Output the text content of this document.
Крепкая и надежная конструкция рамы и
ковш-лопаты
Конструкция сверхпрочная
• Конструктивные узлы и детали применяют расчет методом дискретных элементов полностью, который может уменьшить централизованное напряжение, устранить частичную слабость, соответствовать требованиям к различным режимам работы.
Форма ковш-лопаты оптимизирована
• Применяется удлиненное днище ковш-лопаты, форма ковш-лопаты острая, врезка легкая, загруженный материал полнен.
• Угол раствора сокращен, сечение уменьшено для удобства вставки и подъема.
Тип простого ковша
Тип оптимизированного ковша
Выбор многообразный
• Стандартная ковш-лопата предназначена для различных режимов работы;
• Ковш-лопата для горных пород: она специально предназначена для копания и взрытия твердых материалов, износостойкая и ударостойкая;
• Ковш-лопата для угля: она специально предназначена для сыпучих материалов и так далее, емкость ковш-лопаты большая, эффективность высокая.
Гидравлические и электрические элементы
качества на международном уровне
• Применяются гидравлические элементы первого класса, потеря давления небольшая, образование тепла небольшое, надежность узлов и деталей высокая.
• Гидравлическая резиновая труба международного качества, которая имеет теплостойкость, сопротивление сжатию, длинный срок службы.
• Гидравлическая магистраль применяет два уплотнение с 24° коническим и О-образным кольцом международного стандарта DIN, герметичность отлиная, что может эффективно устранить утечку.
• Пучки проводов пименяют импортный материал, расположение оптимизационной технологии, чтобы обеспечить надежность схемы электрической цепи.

★ ★ ★

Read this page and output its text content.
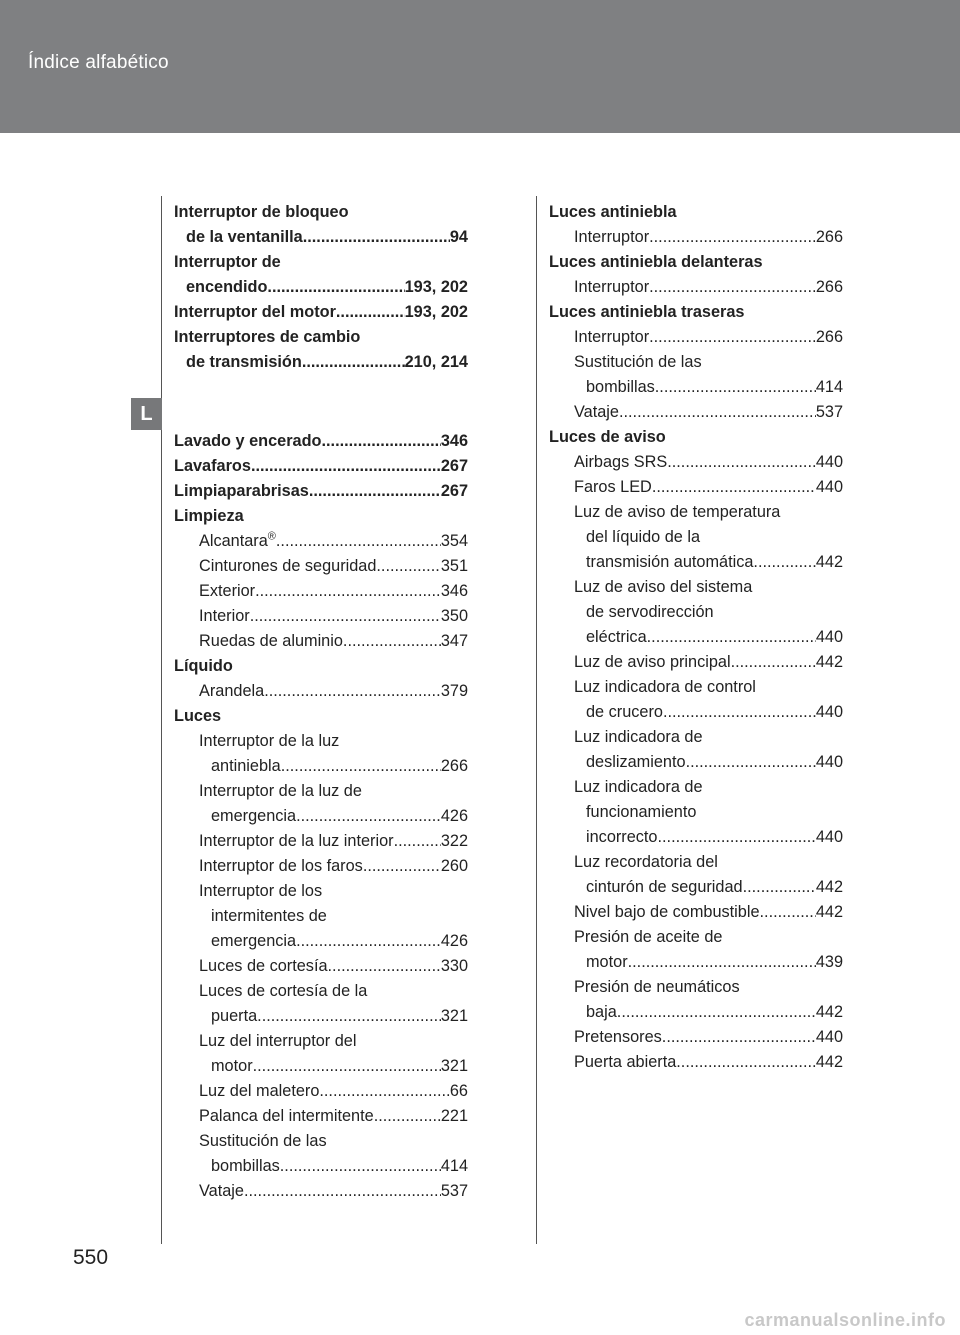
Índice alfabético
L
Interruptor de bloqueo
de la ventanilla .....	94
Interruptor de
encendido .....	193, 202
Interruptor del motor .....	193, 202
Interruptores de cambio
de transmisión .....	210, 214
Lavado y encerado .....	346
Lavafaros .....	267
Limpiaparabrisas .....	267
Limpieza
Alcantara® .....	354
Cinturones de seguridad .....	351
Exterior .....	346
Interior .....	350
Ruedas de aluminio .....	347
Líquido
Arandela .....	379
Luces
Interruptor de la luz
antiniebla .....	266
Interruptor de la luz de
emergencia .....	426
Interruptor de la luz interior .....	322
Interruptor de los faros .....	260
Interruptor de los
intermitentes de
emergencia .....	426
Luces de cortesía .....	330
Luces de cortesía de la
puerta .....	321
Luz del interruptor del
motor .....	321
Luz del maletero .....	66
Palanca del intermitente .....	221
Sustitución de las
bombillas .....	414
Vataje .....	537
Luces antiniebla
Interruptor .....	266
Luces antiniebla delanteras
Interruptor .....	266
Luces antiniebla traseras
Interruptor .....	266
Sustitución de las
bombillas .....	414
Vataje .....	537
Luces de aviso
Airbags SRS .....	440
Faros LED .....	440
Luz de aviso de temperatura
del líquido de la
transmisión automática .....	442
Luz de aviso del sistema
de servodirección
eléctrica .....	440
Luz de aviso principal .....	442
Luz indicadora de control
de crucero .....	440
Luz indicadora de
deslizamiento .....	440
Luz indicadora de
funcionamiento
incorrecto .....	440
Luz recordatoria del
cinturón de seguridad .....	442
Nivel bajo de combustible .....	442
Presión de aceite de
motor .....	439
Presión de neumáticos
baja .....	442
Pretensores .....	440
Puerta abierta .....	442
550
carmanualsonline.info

★ ★ ★

# INSTRUCTIONS TO FOLLOW
Which lines hold the word "специально"? Copy all of them.

# REPLY TO THE TASK
• Ковш-лопата для горных пород: она специально предназначена для копания и взрытия твердых материалов, износостойкая и ударостойкая;
• Ковш-лопата для угля: она специально предназначена для сыпучих материалов и так далее, емкость ковш-лопаты большая, эффективность высокая.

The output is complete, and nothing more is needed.